▼▼▼
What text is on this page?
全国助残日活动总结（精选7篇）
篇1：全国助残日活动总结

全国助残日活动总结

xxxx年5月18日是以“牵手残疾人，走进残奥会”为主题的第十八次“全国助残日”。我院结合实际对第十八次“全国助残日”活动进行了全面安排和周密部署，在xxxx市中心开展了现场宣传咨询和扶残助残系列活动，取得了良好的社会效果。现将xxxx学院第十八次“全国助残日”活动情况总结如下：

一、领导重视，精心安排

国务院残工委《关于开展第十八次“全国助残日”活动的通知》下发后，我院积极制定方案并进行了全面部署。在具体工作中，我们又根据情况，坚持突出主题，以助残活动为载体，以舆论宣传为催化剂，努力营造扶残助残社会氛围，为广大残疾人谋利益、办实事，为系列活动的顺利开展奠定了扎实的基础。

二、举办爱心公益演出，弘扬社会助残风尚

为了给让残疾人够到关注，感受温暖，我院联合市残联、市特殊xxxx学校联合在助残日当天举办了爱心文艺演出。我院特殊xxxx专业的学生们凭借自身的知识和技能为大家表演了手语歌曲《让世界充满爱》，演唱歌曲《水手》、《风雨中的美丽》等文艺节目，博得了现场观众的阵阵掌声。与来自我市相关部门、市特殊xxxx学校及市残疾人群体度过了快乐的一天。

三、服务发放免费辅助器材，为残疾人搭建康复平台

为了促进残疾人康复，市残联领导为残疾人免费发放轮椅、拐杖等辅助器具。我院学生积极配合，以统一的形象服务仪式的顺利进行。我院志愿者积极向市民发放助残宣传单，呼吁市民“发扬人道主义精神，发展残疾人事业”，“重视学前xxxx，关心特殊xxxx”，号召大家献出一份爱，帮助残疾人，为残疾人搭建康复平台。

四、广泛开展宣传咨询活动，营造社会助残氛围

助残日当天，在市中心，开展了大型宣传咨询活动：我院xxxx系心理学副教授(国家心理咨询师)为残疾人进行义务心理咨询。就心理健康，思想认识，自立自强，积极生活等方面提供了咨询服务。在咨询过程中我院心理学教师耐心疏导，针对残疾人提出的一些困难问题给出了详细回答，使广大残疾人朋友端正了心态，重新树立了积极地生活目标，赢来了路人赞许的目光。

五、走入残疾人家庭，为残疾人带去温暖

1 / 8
▲▲▲
What you need to do: Wherever the word "为残疾人搭建康复平台" occurs in a line of the listing, copy that line.

Response to this task:
三、服务发放免费辅助器材，为残疾人搭建康复平台
为了促进残疾人康复，市残联领导为残疾人免费发放轮椅、拐杖等辅助器具。我院学生积极配合，以统一的形象服务仪式的顺利进行。我院志愿者积极向市民发放助残宣传单，呼吁市民“发扬人道主义精神，发展残疾人事业”，“重视学前xxxx，关心特殊xxxx”，号召大家献出一份爱，帮助残疾人，为残疾人搭建康复平台。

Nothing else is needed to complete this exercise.